_TASK STATEMENT_
Transcribe the listing verbatim. Do not carry over any pictures.
***** DATA FOR THIS EXERCISE *****
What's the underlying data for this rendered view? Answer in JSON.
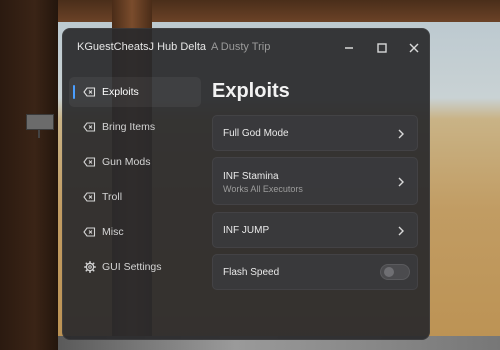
{
  "window": {
    "title": "KGuestCheatsJ Hub Delta",
    "subtitle": "A Dusty Trip",
    "controls": [
      "minimize-icon",
      "maximize-icon",
      "close-icon"
    ]
  },
  "sidebar": {
    "items": [
      {
        "label": "Exploits",
        "icon": "tag-icon",
        "active": true
      },
      {
        "label": "Bring Items",
        "icon": "tag-icon",
        "active": false
      },
      {
        "label": "Gun Mods",
        "icon": "tag-icon",
        "active": false
      },
      {
        "label": "Troll",
        "icon": "tag-icon",
        "active": false
      },
      {
        "label": "Misc",
        "icon": "tag-icon",
        "active": false
      },
      {
        "label": "GUI Settings",
        "icon": "gear-icon",
        "active": false
      }
    ]
  },
  "main": {
    "title": "Exploits",
    "rows": [
      {
        "label": "Full God Mode",
        "type": "button"
      },
      {
        "label": "INF Stamina",
        "description": "Works All Executors",
        "type": "button"
      },
      {
        "label": "INF JUMP",
        "type": "button"
      },
      {
        "label": "Flash Speed",
        "type": "toggle",
        "enabled": false
      }
    ]
  },
  "colors": {
    "accent": "#4a9eff",
    "window_bg": "#2a2a2c",
    "row_bg": "#3a3a3d"
  }
}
*****
_FINISHED EXERCISE_
What's the underlying data for this rendered view? Answer in JSON.
{
  "window": {
    "title": "KGuestCheatsJ Hub Delta",
    "subtitle": "A Dusty Trip",
    "controls": [
      "minimize-icon",
      "maximize-icon",
      "close-icon"
    ]
  },
  "sidebar": {
    "items": [
      {
        "label": "Exploits",
        "icon": "tag-icon",
        "active": true
      },
      {
        "label": "Bring Items",
        "icon": "tag-icon",
        "active": false
      },
      {
        "label": "Gun Mods",
        "icon": "tag-icon",
        "active": false
      },
      {
        "label": "Troll",
        "icon": "tag-icon",
        "active": false
      },
      {
        "label": "Misc",
        "icon": "tag-icon",
        "active": false
      },
      {
        "label": "GUI Settings",
        "icon": "gear-icon",
        "active": false
      }
    ]
  },
  "main": {
    "title": "Exploits",
    "rows": [
      {
        "label": "Full God Mode",
        "type": "button"
      },
      {
        "label": "INF Stamina",
        "description": "Works All Executors",
        "type": "button"
      },
      {
        "label": "INF JUMP",
        "type": "button"
      },
      {
        "label": "Flash Speed",
        "type": "toggle",
        "enabled": false
      }
    ]
  },
  "colors": {
    "accent": "#4a9eff",
    "window_bg": "#2a2a2c",
    "row_bg": "#3a3a3d"
  }
}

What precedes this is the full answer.